> [Excerpt to read]

# Particle Discovery Lab
Welcome to the juptyer notebook for the Particle Discovery Lab! 

**Use Shift+Enter to execute a cell.**

In [None]:
import math, pickle
import matplotlib.pyplot as plt
import numpy as np
from scipy.optimize import curve_fit
from scipy.stats import norm
import pollsf

In [None]:
# Open the data file provided by your instructor
data = pickle.load(open('DoubleMuParked_100k.pkl','rb'))

## Day 1 : Reconstruction

Your first task is to load the CMS data file!
Each data element has 8 pieces of information:

`E1`, `E2`, `px1`, `px2`, `py1`, `py2`, `pz1`, `pz2`

First choose a number of events to process, and the boundaries of your analysis window:

In [None]:
Ntoprocess = int(raw_input("How many events to process? "))

In [None]:
Min = float(raw_input("Type in your min (in GeV): "))

> [Collected data]
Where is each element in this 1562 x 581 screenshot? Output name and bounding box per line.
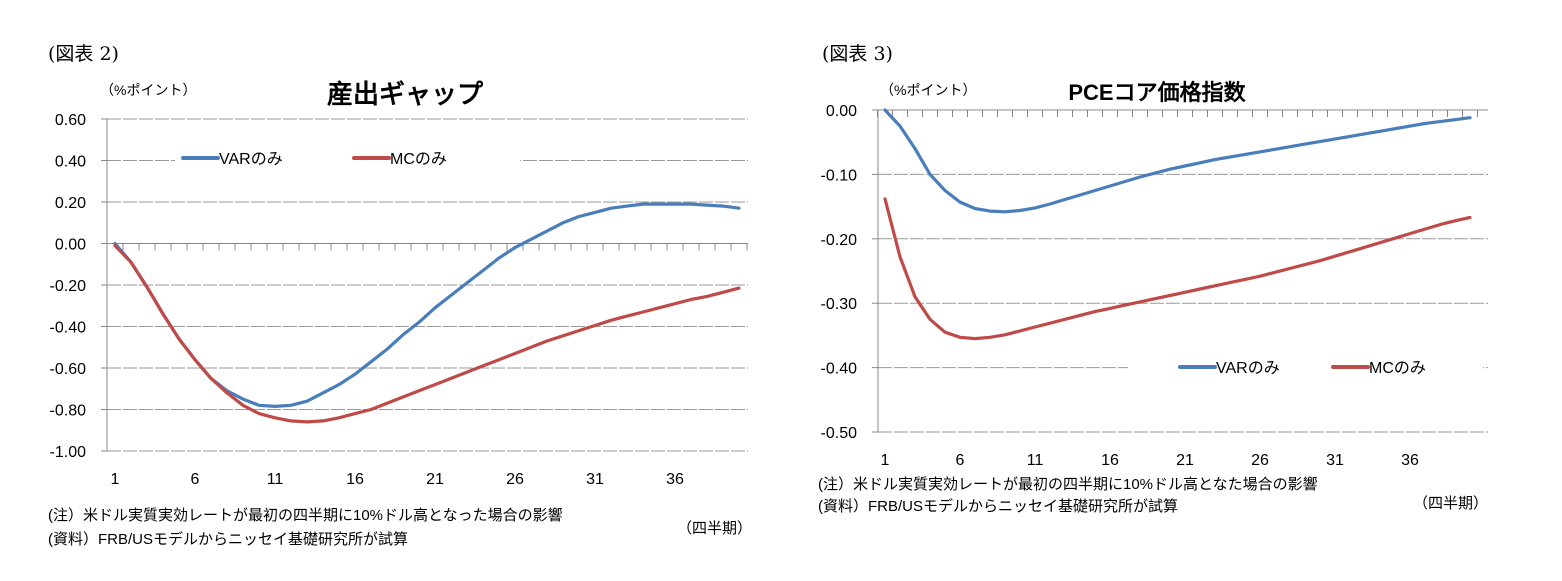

> [Required work]
1) In the Particle Discovery Lab notebook, what does the line calling `pickle.load` do, according to the comment placed directly before it? Answer in one to three sentences.
2) Answer these questions from the Particle Discovery Lab notebook:
(a) Which key combination executes a step of the notebook?
(b) How many pieces of information does each data entry in the CMS file have?
(c) In what unit is the minimum of the analysis window typed in?
3) Continue the Particle Discovery Lab notebook, picking up right after its final line of code.

> [Answers for this exercise]
1) According to the comment, that line opens the data file provided by the instructor. The file is `DoubleMuParked_100k.pkl`, opened in binary read mode, and its loaded result is stored in the variable `data`.

2)
(a) Shift+Enter.
(b) Eight: `E1`, `E2`, `px1`, `px2`, `py1`, `py2`, `pz1`, `pz2`.
(c) GeV.

3)
In [None]:
Max = float(raw_input("Type in your max (in GeV): "))

In [None]:
n = int(raw_input("How many x-axis bins would you like? "))

In [None]:
# Use these to compute a bin width
BinWidth = (Max - Min)/n

# let's get some empty objects ready for later
Masses = []
KineticEnergy = []

Now we're ready to loop over the events in the data file and calculate the invariant mass of particle X. 

### Think: 
 * How will you use the 8 pieces of information to calculate the mass of X?
 * How can you save only the events with a mass value inside your window?
 * How can you calculate the relativistic kinetic energy of particle X? 
 
Write code to calculate the mass and KE of particle X. Store the results in Masses and KineticEnergy if the event has a mass inside your window.

In [None]:
print "Looping over",Ntoprocess,"events..."
for i in range(Ntoprocess):
    
    ## COMPUTE the mass of particle X that decays to 2 muons
    
    
    
    M =

    ## Store mass and KE for events with mass inside your window
    
    if M > Min and M < Max:
        Masses.append(M.real)
        
        KE =
        KineticEnergy.append(KE)
        
print "Done!"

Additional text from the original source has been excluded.